Required work:
#1 In the blog post about a past relationship, why does the writer avoid telling people about that period? Answer in one to three sentences.
#2 Pick up the blog post about a past relationship after its final sentence and keep writing.

Document text:
===============
Monday, January 24, 2011

Pshyco - - Logy

I've come a long way from who I use to be--the person I was when I was with my ex. I was so bland. I feel as though I had no real personality and no real dreams. It's like he drained me of life. Not to say he was purposely doing so... I have myself to blame for that. Talking about this particular part of my life is a bit hard so bare with me. I have this way of suppressing memories. Most of the new people in my life seem to have noticed that when I start to talk about my past I have this big black hole that I just skip over….this is that black hole.  I don't like to tell people about it because I feel really embarrassed about how long I stayed with him. The relationship died about three months in and yet we stayed together for three years. I will never let that happen again. I will never let anyone have that much power over me again. I have been trying to break the patterns that I have become so adjusted to when it comes to relationships. I have become programmed to think that cuddling is bad because he didn't like it. And that I should always buy them things because that's the only thing that makes them happy.  He made me feel other people's needs come before mine. I know that these things aren't true and I should break these habits. I just can't seem to help myself. On the other hand I have become more bold and open.  Unlike before when I had to keep my mouth shut because my opinion and feelings didn't matter I can now tell people just how I feel about things.
===============
Listed records:

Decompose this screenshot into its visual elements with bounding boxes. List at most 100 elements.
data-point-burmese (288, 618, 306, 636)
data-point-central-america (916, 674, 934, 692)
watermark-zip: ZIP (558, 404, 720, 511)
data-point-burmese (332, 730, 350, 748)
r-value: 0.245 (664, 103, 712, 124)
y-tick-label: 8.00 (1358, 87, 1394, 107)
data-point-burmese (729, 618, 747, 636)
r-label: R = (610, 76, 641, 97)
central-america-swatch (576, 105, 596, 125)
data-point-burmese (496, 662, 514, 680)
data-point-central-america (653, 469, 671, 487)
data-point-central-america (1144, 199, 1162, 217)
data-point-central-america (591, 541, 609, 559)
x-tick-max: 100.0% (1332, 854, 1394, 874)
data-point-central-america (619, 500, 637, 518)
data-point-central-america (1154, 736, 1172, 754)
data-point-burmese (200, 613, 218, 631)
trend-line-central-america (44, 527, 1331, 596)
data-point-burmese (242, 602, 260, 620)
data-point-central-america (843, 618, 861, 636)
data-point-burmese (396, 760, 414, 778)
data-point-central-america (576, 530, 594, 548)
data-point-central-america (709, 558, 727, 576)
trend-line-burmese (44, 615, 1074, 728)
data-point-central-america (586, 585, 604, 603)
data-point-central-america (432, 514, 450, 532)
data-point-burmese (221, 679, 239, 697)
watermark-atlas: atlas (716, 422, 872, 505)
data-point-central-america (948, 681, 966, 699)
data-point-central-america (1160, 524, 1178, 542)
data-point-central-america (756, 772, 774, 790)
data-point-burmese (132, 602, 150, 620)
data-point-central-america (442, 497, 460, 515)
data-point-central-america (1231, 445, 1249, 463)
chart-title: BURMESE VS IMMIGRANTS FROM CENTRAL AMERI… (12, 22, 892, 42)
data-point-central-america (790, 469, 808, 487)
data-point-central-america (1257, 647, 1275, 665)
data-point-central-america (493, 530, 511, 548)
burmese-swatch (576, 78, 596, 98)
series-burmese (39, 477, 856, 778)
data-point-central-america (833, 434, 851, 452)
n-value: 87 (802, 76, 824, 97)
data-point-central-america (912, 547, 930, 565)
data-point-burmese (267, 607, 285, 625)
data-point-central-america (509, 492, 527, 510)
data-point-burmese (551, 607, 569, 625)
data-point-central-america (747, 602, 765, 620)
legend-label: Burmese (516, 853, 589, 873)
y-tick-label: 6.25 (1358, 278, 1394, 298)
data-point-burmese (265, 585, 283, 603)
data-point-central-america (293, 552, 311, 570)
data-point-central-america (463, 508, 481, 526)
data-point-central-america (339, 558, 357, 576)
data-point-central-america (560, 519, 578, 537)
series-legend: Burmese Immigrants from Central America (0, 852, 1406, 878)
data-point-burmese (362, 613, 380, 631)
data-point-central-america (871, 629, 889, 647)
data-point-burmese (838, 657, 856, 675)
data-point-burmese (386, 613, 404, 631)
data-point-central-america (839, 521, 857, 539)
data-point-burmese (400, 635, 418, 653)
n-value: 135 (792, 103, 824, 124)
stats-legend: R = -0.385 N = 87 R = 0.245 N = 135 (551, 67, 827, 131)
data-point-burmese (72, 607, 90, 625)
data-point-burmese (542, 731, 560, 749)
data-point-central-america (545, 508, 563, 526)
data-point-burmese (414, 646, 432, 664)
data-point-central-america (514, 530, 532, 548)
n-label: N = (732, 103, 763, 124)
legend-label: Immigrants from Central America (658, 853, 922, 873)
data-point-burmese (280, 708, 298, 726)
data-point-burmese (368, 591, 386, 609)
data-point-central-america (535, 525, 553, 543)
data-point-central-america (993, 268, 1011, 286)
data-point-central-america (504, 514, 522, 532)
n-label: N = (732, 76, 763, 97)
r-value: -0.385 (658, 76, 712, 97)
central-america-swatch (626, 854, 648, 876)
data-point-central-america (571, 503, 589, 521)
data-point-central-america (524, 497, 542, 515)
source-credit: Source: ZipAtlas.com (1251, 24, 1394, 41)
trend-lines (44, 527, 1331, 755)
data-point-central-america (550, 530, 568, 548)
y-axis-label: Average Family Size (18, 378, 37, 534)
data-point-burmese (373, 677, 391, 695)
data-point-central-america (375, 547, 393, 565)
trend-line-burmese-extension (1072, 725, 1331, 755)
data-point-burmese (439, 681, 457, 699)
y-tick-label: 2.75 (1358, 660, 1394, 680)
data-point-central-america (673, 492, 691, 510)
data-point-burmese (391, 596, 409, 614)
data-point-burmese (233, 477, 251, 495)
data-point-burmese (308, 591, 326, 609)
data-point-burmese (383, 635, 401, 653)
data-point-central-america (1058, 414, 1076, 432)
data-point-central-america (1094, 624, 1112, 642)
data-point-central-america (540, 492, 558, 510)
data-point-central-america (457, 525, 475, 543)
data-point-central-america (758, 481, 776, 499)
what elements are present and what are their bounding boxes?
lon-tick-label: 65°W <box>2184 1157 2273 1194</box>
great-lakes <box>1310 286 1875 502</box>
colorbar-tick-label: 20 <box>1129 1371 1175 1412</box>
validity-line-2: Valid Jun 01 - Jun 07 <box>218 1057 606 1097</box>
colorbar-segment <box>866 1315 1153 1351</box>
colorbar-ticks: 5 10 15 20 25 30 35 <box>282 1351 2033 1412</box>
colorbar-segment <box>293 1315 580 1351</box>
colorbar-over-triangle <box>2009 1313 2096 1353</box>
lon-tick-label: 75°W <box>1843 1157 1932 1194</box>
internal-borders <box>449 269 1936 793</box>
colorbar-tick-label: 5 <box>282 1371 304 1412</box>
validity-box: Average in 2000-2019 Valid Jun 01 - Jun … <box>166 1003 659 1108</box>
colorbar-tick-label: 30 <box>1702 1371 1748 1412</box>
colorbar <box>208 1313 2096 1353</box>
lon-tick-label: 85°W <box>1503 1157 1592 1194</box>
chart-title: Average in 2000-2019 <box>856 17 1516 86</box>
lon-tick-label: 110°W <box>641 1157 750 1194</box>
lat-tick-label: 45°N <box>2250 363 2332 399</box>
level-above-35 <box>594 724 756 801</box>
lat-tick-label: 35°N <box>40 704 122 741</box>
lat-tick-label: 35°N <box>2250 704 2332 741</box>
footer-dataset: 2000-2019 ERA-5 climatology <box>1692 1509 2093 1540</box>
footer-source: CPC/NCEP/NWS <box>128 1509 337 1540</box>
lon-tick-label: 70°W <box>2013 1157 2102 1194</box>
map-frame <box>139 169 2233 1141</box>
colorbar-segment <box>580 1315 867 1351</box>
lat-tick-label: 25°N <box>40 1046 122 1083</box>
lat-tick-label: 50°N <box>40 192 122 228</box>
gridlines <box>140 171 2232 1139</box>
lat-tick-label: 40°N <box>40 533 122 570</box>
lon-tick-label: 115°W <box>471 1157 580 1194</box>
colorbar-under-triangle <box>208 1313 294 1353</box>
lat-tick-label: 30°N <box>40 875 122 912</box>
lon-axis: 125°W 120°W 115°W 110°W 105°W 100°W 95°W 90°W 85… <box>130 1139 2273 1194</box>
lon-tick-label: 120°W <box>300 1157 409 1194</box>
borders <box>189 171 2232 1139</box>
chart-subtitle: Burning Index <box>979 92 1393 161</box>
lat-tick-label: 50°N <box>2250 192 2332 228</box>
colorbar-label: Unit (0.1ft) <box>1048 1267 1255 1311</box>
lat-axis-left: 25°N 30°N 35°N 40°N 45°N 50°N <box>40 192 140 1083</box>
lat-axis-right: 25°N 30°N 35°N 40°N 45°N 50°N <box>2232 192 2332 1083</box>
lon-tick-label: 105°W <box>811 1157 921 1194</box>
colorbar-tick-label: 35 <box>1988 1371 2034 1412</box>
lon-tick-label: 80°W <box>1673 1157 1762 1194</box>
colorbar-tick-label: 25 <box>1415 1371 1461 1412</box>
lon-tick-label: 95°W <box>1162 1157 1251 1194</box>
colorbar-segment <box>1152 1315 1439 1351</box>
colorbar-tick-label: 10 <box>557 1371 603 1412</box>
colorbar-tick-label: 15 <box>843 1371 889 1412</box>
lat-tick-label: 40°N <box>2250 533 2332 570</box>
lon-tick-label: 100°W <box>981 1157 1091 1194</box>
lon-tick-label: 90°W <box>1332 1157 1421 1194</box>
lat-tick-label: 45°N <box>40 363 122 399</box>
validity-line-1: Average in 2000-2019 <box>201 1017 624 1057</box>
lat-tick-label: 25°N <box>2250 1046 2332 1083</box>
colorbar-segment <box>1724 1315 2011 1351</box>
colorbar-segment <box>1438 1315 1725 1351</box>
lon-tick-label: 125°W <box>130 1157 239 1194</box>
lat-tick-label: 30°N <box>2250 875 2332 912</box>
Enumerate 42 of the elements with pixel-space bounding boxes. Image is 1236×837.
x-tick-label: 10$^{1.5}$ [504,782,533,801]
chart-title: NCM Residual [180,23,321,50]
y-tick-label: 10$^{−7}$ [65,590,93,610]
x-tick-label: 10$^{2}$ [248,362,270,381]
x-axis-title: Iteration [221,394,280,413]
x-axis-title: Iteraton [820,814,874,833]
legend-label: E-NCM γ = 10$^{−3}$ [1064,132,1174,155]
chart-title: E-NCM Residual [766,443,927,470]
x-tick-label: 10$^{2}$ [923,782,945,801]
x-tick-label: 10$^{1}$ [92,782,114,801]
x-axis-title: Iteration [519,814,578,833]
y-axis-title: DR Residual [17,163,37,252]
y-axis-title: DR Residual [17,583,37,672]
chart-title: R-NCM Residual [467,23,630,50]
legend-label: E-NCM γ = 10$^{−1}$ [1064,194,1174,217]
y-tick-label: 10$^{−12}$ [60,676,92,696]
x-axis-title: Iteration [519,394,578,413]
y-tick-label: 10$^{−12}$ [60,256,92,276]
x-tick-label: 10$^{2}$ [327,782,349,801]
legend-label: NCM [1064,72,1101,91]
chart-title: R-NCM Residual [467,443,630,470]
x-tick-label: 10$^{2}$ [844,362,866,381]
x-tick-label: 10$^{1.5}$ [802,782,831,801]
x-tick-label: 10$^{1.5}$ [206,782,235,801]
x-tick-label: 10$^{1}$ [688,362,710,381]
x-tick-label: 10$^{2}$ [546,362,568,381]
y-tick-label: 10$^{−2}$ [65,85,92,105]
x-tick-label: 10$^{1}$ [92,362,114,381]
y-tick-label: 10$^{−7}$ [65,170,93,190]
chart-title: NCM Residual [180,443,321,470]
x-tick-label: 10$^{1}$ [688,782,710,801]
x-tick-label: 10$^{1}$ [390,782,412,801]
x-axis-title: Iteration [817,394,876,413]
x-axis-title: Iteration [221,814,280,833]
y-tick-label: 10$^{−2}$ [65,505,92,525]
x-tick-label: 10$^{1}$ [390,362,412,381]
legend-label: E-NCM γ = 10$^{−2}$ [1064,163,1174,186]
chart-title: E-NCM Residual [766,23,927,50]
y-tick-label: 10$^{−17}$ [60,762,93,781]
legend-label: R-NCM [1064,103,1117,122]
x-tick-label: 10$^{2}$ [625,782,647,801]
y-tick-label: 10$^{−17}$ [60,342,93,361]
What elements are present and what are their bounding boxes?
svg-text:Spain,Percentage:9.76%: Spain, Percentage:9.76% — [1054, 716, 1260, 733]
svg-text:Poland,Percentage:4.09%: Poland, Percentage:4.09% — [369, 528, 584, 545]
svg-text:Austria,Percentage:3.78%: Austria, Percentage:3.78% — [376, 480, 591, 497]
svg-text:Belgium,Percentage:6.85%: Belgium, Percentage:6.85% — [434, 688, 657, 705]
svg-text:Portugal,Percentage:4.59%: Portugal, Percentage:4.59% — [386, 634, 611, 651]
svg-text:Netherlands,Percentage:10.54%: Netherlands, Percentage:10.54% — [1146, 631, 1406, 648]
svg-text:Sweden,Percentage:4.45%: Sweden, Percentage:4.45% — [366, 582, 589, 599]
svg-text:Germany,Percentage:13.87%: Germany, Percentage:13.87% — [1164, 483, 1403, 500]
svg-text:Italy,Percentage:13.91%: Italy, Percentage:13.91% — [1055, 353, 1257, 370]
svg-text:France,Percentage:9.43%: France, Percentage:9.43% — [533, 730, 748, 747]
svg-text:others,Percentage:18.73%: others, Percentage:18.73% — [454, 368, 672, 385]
===============
Answers in order:
#1 The writer feels really embarrassed about how long the relationship lasted. It died about three months in, yet the two stayed together for three years.

#2
  Before I started dating him I was so full of life. I was doing great. I had a car, 4 credit cards, one with a credit line of 3 grand; I was promoted to manager at work and was just happy in general. I was happy with life and everything going on in it. I was going out and having fun with my adult-teen years.  After we started dating I stopped hanging out with friends. I started to blow my money, neglect to pay bills and avoid my family. I also became pregnant. During that time all he wanted to do was go out with his friends and party. Soon after becoming pregnant he started cheating. All I could think was “I can't leave him because then my son will have a broken family. “ I was told things by him so ridiculous that even a ten year old wouldn't believe it. He would say things like “If you buy me an SRT-4 I'll buy you an engagement ring." REALLY?!? I can’t believe how fucking retarded I was. As you the reader can see I was so ashamed of the person I had become that I finally had to break free. I am a bit cracked and bruised but still working on myself. I still find it hard to believe anyone when they say they've never cheated and never will. Frankly, I hear that line a lot. I am competent enough to know that not every person out there cheats and lies about stupid things. Yet, it still makes me feel like I'm about to go through a yellow light… wondering if I should hit the brakes soon.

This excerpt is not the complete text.